TASK TO CARRY OUT
Scan the records for the string "counterseasonal"; copy each line where it occurs.
-=-=-=-=-
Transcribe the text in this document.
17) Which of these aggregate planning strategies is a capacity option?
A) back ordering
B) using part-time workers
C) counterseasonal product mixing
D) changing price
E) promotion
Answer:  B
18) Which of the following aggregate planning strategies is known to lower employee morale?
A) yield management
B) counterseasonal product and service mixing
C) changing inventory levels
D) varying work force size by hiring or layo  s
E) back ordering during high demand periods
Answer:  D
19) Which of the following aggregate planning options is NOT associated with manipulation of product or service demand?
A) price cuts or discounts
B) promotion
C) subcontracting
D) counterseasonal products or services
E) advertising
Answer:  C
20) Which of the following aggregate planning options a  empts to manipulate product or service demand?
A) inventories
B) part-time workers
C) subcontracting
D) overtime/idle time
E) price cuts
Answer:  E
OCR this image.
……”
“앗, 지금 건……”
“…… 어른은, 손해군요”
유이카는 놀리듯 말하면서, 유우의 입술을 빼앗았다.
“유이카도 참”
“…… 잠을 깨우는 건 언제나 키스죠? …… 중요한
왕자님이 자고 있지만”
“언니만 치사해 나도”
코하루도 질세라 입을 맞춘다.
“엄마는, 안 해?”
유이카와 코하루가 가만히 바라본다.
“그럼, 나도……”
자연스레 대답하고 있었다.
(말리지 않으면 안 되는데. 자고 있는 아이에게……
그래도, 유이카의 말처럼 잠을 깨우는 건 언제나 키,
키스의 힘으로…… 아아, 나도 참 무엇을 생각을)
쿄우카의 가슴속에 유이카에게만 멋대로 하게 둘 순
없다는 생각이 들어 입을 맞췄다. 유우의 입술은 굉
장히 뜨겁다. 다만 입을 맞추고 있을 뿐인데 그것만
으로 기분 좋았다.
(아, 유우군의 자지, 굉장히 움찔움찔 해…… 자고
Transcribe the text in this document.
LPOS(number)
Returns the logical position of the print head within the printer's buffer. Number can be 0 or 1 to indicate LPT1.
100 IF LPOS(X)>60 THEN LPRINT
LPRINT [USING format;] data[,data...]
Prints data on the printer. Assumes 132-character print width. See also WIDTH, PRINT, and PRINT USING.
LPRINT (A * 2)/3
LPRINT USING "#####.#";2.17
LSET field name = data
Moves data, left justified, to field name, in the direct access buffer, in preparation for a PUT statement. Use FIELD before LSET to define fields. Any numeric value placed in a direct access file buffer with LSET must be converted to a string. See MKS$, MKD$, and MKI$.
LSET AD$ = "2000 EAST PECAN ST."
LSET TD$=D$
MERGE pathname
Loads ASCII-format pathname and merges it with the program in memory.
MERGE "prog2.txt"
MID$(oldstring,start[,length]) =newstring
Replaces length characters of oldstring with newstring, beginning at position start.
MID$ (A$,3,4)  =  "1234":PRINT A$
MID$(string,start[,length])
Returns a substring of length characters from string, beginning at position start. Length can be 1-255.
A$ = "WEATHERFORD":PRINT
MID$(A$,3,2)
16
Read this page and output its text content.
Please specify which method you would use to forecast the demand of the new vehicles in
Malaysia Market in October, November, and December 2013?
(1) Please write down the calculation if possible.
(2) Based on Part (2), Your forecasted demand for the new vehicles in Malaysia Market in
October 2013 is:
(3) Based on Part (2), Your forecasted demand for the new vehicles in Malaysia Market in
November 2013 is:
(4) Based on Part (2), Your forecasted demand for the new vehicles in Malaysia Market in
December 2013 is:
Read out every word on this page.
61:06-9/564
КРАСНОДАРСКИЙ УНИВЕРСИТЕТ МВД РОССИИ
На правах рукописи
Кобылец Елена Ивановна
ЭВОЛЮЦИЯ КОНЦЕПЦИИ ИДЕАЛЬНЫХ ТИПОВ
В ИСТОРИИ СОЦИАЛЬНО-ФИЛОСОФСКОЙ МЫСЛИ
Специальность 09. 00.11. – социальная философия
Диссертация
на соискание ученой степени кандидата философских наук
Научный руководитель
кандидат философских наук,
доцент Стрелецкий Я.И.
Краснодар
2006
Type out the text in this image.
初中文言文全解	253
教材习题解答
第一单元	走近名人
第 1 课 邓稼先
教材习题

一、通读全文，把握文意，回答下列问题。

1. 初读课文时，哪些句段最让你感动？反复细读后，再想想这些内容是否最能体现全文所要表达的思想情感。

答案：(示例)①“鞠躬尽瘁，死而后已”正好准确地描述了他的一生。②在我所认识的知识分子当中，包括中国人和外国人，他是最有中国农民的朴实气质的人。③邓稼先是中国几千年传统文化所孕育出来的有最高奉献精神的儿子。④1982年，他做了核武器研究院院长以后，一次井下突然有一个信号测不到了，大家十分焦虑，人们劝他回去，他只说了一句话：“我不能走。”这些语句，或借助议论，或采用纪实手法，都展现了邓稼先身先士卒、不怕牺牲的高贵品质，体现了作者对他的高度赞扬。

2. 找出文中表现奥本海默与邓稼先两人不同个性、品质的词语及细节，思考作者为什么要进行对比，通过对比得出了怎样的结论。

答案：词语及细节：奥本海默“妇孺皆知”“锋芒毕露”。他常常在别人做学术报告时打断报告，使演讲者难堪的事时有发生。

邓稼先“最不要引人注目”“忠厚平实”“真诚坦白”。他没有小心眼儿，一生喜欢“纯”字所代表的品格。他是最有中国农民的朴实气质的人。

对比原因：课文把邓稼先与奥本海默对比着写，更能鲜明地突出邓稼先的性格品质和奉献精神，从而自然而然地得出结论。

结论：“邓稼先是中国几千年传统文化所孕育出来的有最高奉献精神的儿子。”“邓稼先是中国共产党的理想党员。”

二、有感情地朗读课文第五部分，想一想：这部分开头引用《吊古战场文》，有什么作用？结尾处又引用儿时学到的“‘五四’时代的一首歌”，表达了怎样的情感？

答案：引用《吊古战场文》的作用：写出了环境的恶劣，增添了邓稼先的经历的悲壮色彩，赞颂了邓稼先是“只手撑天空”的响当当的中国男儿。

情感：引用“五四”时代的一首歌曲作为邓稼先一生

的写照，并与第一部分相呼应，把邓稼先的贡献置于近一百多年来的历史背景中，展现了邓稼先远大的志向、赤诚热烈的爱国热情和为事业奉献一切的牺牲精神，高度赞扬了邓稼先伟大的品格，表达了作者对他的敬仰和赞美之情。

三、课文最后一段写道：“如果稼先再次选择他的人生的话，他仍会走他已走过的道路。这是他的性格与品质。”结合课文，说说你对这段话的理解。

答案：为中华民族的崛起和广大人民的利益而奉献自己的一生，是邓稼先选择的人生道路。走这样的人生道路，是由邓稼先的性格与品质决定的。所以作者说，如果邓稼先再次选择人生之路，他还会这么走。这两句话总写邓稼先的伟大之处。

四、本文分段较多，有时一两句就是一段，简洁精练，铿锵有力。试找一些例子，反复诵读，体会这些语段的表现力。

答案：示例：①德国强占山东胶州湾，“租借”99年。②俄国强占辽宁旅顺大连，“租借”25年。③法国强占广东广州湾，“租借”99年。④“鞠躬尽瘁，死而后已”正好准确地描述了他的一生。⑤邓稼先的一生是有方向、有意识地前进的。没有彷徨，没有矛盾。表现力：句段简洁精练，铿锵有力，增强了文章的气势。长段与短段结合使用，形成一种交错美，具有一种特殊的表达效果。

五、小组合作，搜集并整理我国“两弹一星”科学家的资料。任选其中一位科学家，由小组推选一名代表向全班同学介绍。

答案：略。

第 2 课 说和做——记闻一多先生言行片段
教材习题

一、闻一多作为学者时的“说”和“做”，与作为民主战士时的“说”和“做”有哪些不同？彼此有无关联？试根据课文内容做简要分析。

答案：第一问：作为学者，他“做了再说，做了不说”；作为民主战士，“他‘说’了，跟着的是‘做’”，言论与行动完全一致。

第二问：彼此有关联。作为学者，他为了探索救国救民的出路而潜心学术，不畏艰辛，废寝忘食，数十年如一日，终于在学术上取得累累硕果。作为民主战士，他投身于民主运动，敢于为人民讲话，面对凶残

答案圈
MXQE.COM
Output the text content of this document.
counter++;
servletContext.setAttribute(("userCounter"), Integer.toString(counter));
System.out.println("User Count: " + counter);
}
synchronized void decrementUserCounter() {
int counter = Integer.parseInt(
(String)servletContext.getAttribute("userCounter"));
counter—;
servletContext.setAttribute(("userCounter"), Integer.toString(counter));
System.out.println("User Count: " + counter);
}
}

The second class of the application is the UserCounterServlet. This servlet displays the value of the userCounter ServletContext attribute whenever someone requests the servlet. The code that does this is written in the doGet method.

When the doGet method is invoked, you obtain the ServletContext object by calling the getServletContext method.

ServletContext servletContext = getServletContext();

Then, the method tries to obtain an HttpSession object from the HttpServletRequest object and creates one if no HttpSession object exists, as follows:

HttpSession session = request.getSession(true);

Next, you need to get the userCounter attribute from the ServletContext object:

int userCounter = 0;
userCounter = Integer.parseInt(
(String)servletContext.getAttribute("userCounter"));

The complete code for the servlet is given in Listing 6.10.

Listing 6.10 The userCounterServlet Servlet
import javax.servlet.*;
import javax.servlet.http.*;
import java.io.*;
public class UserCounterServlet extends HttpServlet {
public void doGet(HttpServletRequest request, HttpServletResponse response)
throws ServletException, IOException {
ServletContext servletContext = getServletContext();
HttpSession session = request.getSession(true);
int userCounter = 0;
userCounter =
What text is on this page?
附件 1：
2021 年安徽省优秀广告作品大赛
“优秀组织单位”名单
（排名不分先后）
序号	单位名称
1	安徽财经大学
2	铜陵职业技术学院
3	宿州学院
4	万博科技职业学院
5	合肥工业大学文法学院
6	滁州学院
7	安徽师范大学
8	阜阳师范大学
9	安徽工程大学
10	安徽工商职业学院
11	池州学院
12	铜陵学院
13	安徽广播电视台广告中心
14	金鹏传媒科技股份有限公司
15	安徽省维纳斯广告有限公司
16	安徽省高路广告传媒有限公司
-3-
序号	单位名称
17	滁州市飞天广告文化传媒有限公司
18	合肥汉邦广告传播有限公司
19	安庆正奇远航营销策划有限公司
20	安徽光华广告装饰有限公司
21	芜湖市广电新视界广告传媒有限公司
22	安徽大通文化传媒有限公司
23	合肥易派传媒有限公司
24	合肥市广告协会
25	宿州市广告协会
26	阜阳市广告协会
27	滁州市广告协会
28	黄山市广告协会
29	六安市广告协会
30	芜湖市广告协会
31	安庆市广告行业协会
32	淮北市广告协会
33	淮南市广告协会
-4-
-=-=-=-=-
TASK RESPONSE
C) counterseasonal product mixing
B) counterseasonal product and service mixing
D) counterseasonal products or services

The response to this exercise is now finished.